# DATA FOR PROCESSING:
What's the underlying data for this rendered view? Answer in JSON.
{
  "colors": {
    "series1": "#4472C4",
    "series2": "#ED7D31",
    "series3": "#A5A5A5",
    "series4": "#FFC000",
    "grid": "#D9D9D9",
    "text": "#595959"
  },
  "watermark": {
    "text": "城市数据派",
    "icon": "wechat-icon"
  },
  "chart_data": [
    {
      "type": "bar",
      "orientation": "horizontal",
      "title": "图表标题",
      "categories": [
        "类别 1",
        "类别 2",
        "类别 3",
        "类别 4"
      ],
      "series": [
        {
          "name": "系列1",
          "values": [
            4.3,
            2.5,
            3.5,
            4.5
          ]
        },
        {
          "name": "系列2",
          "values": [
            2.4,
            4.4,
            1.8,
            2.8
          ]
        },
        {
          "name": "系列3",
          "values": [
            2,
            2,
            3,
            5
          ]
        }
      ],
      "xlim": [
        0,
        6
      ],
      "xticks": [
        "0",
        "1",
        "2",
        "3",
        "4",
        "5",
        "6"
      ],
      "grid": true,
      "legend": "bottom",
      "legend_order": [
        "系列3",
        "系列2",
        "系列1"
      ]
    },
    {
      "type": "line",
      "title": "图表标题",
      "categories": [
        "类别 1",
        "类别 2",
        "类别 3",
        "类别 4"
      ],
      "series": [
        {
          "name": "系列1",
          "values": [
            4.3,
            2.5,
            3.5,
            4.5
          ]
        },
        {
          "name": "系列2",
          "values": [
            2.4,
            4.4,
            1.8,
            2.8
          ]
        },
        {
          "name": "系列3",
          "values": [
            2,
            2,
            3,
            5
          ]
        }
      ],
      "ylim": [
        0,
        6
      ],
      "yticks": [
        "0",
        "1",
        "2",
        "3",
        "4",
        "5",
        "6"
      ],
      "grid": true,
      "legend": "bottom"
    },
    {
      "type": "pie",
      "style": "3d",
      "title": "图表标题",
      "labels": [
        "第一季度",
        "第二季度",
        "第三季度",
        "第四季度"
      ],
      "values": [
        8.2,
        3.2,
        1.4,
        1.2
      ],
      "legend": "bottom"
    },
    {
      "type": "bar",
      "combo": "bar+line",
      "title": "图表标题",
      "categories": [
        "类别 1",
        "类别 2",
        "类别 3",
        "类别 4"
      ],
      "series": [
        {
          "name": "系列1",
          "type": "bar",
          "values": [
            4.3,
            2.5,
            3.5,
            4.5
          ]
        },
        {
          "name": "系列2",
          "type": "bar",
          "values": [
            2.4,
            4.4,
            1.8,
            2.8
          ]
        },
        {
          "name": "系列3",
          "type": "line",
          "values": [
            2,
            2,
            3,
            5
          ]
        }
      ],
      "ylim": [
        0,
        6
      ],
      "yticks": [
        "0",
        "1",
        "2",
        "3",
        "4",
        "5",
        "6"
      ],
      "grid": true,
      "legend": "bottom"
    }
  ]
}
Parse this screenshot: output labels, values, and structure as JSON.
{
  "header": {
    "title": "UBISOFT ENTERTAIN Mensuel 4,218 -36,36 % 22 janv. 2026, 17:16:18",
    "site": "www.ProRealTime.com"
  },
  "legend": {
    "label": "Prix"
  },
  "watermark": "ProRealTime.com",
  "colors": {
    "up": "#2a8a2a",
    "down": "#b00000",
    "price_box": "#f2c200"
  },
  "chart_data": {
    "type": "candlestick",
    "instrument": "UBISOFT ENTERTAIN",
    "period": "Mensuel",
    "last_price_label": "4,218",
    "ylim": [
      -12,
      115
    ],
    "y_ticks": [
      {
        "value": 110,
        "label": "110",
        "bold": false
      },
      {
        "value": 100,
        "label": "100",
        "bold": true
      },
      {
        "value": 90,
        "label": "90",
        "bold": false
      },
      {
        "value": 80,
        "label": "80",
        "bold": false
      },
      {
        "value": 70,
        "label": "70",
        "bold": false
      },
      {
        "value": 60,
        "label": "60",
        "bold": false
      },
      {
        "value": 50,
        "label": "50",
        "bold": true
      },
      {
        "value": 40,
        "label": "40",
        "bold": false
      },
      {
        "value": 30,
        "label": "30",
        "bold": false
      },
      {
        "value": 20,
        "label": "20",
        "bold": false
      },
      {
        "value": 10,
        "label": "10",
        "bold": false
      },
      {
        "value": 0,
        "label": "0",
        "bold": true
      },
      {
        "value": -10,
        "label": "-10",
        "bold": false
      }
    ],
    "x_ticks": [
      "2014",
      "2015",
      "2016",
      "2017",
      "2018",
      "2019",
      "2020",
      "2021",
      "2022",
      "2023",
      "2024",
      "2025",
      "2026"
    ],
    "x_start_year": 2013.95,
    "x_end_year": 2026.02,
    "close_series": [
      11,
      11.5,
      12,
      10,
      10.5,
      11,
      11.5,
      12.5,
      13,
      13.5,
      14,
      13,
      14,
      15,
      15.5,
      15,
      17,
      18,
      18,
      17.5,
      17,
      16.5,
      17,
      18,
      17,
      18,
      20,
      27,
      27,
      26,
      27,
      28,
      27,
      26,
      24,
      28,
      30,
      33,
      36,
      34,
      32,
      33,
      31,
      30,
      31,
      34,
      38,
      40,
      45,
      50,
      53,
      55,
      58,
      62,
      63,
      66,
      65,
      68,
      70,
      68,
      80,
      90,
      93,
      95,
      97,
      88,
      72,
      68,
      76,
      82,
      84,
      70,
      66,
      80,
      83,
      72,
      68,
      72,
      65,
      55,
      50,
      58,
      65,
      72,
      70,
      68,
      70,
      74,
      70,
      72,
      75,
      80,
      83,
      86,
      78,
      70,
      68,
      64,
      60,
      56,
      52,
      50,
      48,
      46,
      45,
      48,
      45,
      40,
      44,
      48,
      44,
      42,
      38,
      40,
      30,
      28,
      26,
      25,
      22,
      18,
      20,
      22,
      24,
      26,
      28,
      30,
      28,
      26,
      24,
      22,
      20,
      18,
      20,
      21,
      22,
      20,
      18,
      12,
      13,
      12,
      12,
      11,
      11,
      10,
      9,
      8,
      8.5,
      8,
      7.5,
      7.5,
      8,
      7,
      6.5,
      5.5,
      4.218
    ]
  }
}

# PROBLEM REQUIREMENTS:
Report how many lines of the listing hold the string "this", giving only the number.

# COMPLETE RESPONSE:
2